Problem description:
Could you write out every record below exactly, leaving out any pictures?

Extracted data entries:
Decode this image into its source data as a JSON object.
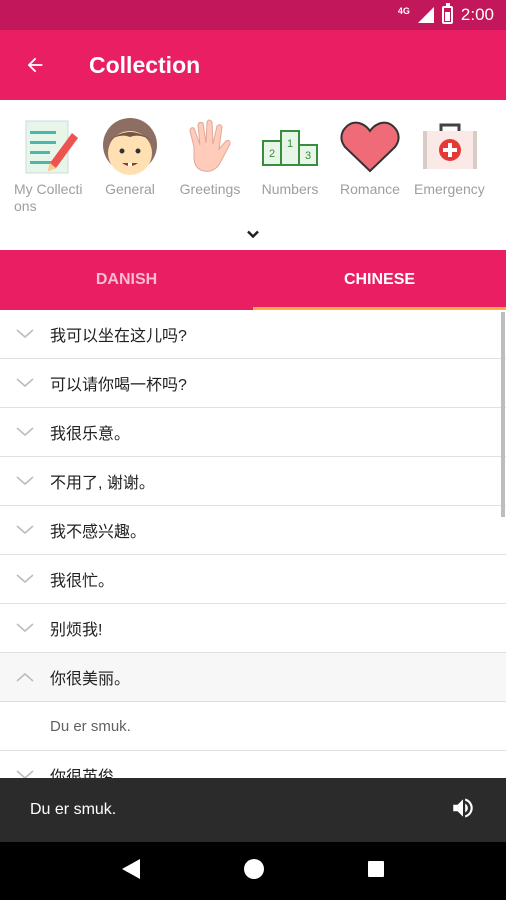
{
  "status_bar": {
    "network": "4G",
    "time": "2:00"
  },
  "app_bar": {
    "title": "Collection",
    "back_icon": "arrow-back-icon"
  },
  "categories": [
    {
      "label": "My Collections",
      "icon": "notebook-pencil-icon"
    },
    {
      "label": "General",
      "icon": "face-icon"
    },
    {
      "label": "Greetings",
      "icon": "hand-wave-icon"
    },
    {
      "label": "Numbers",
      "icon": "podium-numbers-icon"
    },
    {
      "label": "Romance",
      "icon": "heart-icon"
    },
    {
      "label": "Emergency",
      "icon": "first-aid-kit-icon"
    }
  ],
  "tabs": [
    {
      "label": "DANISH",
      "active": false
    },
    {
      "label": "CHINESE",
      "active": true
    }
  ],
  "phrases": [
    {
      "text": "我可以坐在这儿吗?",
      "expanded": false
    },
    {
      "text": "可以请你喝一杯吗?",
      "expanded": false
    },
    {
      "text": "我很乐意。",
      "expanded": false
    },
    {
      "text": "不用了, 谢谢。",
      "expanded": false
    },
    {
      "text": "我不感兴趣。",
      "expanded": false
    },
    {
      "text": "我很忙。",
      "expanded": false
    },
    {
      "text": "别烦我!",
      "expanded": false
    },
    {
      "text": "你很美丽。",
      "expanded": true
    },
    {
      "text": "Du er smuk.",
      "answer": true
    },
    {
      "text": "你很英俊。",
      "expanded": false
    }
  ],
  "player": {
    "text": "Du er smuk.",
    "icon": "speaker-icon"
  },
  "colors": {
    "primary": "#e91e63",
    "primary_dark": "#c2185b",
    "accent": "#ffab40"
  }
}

Response for this exercise:
Decode this image into its source data as a JSON object.
{
  "status_bar": {
    "network": "4G",
    "time": "2:00"
  },
  "app_bar": {
    "title": "Collection",
    "back_icon": "arrow-back-icon"
  },
  "categories": [
    {
      "label": "My Collections",
      "icon": "notebook-pencil-icon"
    },
    {
      "label": "General",
      "icon": "face-icon"
    },
    {
      "label": "Greetings",
      "icon": "hand-wave-icon"
    },
    {
      "label": "Numbers",
      "icon": "podium-numbers-icon"
    },
    {
      "label": "Romance",
      "icon": "heart-icon"
    },
    {
      "label": "Emergency",
      "icon": "first-aid-kit-icon"
    }
  ],
  "tabs": [
    {
      "label": "DANISH",
      "active": false
    },
    {
      "label": "CHINESE",
      "active": true
    }
  ],
  "phrases": [
    {
      "text": "我可以坐在这儿吗?",
      "expanded": false
    },
    {
      "text": "可以请你喝一杯吗?",
      "expanded": false
    },
    {
      "text": "我很乐意。",
      "expanded": false
    },
    {
      "text": "不用了, 谢谢。",
      "expanded": false
    },
    {
      "text": "我不感兴趣。",
      "expanded": false
    },
    {
      "text": "我很忙。",
      "expanded": false
    },
    {
      "text": "别烦我!",
      "expanded": false
    },
    {
      "text": "你很美丽。",
      "expanded": true
    },
    {
      "text": "Du er smuk.",
      "answer": true
    },
    {
      "text": "你很英俊。",
      "expanded": false
    }
  ],
  "player": {
    "text": "Du er smuk.",
    "icon": "speaker-icon"
  },
  "colors": {
    "primary": "#e91e63",
    "primary_dark": "#c2185b",
    "accent": "#ffab40"
  }
}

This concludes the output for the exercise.